## START Supplied entries

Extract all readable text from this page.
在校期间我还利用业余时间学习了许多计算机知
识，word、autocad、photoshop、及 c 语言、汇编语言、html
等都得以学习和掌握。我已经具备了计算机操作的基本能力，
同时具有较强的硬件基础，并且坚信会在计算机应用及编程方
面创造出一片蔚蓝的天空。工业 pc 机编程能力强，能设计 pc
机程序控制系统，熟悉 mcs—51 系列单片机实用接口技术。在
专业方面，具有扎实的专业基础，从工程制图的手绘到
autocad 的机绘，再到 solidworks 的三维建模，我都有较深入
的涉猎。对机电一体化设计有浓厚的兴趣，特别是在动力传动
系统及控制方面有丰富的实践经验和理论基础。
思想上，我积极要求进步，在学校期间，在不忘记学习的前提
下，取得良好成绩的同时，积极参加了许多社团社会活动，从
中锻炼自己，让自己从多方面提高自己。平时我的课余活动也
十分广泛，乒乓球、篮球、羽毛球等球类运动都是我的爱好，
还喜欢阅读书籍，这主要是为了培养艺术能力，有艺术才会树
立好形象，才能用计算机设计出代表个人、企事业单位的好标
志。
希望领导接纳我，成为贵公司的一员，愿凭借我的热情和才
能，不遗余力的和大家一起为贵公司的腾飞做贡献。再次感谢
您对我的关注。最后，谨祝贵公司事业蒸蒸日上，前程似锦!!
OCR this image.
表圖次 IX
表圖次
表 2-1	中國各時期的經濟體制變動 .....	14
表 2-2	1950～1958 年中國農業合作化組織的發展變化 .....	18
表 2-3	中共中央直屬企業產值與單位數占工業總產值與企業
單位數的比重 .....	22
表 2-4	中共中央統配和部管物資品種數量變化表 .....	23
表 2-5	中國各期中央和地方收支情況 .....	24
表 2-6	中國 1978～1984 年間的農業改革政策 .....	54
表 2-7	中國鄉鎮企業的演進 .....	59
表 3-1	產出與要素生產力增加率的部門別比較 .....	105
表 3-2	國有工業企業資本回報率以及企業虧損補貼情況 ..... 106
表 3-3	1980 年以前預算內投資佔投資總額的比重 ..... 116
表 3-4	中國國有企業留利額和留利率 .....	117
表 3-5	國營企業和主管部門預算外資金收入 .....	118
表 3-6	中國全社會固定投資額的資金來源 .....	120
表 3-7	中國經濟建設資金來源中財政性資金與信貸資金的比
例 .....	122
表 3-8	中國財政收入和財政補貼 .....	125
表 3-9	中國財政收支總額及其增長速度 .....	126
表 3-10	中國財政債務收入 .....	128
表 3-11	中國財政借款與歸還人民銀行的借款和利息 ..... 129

## END Supplied entries

Exercise details: Write the complete data out, exactly as above.

Answer:
Extract all readable text from this page.
在校期间我还利用业余时间学习了许多计算机知
识，word、autocad、photoshop、及 c 语言、汇编语言、html
等都得以学习和掌握。我已经具备了计算机操作的基本能力，
同时具有较强的硬件基础，并且坚信会在计算机应用及编程方
面创造出一片蔚蓝的天空。工业 pc 机编程能力强，能设计 pc
机程序控制系统，熟悉 mcs—51 系列单片机实用接口技术。在
专业方面，具有扎实的专业基础，从工程制图的手绘到
autocad 的机绘，再到 solidworks 的三维建模，我都有较深入
的涉猎。对机电一体化设计有浓厚的兴趣，特别是在动力传动
系统及控制方面有丰富的实践经验和理论基础。
思想上，我积极要求进步，在学校期间，在不忘记学习的前提
下，取得良好成绩的同时，积极参加了许多社团社会活动，从
中锻炼自己，让自己从多方面提高自己。平时我的课余活动也
十分广泛，乒乓球、篮球、羽毛球等球类运动都是我的爱好，
还喜欢阅读书籍，这主要是为了培养艺术能力，有艺术才会树
立好形象，才能用计算机设计出代表个人、企事业单位的好标
志。
希望领导接纳我，成为贵公司的一员，愿凭借我的热情和才
能，不遗余力的和大家一起为贵公司的腾飞做贡献。再次感谢
您对我的关注。最后，谨祝贵公司事业蒸蒸日上，前程似锦!!
OCR this image.
表圖次 IX
表圖次
表 2-1	中國各時期的經濟體制變動 .....	14
表 2-2	1950～1958 年中國農業合作化組織的發展變化 .....	18
表 2-3	中共中央直屬企業產值與單位數占工業總產值與企業
單位數的比重 .....	22
表 2-4	中共中央統配和部管物資品種數量變化表 .....	23
表 2-5	中國各期中央和地方收支情況 .....	24
表 2-6	中國 1978～1984 年間的農業改革政策 .....	54
表 2-7	中國鄉鎮企業的演進 .....	59
表 3-1	產出與要素生產力增加率的部門別比較 .....	105
表 3-2	國有工業企業資本回報率以及企業虧損補貼情況 ..... 106
表 3-3	1980 年以前預算內投資佔投資總額的比重 ..... 116
表 3-4	中國國有企業留利額和留利率 .....	117
表 3-5	國營企業和主管部門預算外資金收入 .....	118
表 3-6	中國全社會固定投資額的資金來源 .....	120
表 3-7	中國經濟建設資金來源中財政性資金與信貸資金的比
例 .....	122
表 3-8	中國財政收入和財政補貼 .....	125
表 3-9	中國財政收支總額及其增長速度 .....	126
表 3-10	中國財政債務收入 .....	128
表 3-11	中國財政借款與歸還人民銀行的借款和利息 ..... 129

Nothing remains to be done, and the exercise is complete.